- **Aim**
Identify all lines in the listing that include the word "ebebeb", and copy them out.

━━━━━━━━━━━━━━━━━━━━

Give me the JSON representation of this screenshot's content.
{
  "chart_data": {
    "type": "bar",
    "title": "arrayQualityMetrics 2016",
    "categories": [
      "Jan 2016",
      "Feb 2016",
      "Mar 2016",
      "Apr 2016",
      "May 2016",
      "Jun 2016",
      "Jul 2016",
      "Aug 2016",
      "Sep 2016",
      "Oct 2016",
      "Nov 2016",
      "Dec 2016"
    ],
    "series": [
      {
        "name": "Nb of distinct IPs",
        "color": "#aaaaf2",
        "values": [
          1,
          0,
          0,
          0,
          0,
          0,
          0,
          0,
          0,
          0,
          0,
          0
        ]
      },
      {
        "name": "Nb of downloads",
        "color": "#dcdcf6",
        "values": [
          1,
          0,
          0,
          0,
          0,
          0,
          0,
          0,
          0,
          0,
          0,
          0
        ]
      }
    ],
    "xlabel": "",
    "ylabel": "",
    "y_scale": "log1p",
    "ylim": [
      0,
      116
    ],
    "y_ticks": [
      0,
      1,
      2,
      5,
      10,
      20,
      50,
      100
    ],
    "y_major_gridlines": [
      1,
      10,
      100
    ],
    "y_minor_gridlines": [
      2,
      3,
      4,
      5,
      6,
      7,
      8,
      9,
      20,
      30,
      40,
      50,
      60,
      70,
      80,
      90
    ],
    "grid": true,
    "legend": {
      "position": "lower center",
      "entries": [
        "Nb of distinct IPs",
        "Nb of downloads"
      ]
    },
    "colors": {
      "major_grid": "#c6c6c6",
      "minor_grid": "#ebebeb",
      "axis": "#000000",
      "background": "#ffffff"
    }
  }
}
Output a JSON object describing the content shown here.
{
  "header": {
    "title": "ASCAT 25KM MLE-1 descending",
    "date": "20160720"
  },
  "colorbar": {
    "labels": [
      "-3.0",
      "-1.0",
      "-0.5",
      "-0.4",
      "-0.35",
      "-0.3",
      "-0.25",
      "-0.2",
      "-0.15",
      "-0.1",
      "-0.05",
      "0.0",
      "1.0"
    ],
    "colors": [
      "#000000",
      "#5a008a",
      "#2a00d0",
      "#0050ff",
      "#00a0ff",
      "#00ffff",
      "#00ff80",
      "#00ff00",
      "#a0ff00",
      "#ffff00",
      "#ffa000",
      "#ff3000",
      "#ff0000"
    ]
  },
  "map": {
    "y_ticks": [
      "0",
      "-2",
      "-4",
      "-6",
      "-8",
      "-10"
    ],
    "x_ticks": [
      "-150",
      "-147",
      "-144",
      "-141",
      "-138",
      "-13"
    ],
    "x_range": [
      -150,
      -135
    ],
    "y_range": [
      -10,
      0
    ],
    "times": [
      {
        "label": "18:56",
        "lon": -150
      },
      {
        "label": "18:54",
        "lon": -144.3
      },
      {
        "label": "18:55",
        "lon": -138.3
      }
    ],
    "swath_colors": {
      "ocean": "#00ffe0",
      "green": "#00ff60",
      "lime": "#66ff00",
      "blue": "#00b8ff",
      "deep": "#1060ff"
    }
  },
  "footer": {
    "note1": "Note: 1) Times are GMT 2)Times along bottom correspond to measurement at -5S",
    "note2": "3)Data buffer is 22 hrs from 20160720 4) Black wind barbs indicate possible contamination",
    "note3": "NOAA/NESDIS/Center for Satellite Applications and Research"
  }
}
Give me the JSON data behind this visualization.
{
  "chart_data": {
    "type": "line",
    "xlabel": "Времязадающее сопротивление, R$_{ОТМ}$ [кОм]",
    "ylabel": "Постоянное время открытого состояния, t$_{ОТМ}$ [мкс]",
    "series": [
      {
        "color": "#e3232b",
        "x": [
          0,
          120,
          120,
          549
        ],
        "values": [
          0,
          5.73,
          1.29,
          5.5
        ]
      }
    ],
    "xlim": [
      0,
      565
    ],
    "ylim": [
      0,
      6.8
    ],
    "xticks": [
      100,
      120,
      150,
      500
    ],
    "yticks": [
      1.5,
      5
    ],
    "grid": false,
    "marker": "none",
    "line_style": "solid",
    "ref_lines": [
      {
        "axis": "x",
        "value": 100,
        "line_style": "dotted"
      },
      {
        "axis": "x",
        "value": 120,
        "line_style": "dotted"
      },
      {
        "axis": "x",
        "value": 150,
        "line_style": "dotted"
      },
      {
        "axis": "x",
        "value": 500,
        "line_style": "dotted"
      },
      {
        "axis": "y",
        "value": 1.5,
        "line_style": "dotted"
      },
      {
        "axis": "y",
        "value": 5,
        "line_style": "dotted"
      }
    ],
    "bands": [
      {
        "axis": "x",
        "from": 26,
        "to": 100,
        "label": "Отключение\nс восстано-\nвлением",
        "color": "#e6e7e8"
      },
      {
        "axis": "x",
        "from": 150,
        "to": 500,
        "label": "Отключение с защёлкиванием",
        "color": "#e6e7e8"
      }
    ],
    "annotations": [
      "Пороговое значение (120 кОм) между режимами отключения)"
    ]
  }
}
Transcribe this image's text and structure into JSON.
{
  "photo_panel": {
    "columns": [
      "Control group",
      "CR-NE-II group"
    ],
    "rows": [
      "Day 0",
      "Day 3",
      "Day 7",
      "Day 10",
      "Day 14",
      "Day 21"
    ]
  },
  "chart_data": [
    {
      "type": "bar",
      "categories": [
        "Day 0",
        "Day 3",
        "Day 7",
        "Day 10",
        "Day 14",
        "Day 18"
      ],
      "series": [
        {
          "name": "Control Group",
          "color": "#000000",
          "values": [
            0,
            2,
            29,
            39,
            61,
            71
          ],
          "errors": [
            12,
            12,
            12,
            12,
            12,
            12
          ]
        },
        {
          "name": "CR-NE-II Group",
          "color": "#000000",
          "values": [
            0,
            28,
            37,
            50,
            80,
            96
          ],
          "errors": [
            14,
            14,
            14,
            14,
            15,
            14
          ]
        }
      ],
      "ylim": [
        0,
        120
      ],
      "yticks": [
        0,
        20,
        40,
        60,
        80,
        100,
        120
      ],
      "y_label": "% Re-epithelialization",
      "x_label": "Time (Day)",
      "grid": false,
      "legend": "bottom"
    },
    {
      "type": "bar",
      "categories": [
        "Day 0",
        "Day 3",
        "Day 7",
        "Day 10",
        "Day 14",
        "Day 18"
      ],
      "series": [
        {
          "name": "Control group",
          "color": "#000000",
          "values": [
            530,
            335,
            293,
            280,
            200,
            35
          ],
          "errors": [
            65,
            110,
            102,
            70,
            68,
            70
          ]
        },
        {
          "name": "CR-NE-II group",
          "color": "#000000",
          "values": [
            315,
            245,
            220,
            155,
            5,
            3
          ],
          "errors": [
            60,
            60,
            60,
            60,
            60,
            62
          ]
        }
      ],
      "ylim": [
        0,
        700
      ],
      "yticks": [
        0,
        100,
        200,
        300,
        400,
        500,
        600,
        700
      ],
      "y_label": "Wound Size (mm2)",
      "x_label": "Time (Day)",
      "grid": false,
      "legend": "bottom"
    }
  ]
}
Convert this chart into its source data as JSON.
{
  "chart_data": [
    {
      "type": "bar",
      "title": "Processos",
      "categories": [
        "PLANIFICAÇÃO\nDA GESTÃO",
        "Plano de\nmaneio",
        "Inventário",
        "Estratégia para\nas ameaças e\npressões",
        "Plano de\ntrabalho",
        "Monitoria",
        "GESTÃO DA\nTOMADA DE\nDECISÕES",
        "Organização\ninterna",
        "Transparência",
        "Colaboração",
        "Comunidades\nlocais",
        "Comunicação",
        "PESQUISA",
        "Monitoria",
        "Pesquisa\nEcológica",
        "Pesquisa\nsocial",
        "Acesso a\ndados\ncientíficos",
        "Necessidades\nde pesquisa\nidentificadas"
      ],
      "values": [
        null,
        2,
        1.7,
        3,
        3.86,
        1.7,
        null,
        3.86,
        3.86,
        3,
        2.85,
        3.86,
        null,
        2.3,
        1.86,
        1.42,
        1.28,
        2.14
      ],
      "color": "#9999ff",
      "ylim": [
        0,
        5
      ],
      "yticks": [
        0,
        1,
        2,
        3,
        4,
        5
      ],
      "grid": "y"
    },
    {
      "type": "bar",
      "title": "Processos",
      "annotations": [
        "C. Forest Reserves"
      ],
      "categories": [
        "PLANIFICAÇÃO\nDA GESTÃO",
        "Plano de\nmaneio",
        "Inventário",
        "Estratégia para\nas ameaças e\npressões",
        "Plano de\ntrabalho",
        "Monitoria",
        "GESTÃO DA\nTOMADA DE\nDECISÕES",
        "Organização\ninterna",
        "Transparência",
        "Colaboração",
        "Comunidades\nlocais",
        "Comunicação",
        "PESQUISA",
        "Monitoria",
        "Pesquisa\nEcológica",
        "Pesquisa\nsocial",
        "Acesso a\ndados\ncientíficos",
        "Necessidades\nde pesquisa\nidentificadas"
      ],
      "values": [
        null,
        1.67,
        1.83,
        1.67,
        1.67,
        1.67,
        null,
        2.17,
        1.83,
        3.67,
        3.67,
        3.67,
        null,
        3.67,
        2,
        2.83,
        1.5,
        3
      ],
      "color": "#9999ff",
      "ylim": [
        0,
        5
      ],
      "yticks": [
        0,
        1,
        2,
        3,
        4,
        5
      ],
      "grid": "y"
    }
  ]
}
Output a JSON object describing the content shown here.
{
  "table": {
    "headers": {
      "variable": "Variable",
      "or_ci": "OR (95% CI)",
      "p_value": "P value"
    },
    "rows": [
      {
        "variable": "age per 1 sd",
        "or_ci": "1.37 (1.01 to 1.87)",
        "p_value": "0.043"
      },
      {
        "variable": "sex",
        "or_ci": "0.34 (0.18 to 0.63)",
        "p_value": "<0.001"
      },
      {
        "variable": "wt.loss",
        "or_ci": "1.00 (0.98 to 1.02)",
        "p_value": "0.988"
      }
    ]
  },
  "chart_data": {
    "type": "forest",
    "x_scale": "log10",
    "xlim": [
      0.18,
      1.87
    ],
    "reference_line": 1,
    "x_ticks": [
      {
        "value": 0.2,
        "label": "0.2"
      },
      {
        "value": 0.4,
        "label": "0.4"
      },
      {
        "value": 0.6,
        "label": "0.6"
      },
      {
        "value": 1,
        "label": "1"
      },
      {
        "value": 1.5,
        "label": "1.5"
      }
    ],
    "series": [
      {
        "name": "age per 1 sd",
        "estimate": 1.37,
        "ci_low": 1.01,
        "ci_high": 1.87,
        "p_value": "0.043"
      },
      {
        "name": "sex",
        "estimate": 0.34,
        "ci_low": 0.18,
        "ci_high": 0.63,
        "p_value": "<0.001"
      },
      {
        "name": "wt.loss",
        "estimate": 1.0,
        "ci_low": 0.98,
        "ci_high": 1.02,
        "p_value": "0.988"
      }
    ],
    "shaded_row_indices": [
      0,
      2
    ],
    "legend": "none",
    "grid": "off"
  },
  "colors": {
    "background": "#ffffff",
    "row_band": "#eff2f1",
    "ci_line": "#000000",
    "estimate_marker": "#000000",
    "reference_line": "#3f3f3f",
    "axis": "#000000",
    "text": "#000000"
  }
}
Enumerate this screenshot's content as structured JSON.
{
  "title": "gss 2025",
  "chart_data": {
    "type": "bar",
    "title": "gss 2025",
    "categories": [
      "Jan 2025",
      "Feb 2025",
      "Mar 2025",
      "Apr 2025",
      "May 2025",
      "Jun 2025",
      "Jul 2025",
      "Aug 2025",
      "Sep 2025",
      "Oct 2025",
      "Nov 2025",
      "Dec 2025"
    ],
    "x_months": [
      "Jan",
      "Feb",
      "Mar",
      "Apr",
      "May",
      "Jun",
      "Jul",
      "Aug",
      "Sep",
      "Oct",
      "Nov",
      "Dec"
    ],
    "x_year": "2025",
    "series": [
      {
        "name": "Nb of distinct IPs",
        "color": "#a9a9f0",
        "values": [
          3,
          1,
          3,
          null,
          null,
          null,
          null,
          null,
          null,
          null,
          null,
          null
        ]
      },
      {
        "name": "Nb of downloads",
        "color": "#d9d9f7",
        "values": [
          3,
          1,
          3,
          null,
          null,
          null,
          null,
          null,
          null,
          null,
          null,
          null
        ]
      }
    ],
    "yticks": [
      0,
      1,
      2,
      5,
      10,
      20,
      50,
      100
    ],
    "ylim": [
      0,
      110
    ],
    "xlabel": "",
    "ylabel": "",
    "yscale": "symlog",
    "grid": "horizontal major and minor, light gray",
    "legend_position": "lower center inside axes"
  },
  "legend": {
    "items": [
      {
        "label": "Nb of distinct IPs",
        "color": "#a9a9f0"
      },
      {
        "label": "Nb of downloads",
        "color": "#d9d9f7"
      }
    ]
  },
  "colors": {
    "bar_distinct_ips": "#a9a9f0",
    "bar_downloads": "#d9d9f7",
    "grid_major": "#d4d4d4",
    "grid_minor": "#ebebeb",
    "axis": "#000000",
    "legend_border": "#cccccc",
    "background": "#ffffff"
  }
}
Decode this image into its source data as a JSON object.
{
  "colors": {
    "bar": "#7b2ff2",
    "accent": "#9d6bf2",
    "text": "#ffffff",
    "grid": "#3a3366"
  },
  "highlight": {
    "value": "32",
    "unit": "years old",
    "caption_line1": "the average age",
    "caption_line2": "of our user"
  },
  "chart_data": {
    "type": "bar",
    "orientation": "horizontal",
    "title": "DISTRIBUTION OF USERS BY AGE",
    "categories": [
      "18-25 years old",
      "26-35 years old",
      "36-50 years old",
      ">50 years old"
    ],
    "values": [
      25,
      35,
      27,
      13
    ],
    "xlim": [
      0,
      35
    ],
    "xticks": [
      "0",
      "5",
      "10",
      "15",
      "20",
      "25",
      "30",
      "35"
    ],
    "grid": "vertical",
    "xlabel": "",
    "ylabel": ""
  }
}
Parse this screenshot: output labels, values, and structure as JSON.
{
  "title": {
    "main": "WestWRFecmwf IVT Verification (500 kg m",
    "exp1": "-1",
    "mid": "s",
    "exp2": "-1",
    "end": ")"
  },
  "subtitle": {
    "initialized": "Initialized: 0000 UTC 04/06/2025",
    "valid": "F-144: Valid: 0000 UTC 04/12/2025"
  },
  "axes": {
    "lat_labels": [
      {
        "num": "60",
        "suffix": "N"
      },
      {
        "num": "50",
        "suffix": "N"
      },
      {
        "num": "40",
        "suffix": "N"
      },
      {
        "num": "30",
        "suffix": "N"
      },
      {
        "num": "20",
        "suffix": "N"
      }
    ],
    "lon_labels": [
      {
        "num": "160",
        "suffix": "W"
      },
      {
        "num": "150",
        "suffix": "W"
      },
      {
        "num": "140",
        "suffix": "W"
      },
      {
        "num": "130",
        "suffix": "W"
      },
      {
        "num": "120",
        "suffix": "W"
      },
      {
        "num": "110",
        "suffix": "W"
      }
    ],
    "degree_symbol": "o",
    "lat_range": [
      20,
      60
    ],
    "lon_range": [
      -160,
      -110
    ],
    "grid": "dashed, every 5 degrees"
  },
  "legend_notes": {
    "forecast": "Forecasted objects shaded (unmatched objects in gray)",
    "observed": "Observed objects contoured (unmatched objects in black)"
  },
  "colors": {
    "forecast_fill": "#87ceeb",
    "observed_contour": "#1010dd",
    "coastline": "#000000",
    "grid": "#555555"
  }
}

━━━━━━━━━━━━━━━━━━━━

- **Answer to the problem**
      "minor_grid": "#ebebeb",
    "grid_minor": "#ebebeb",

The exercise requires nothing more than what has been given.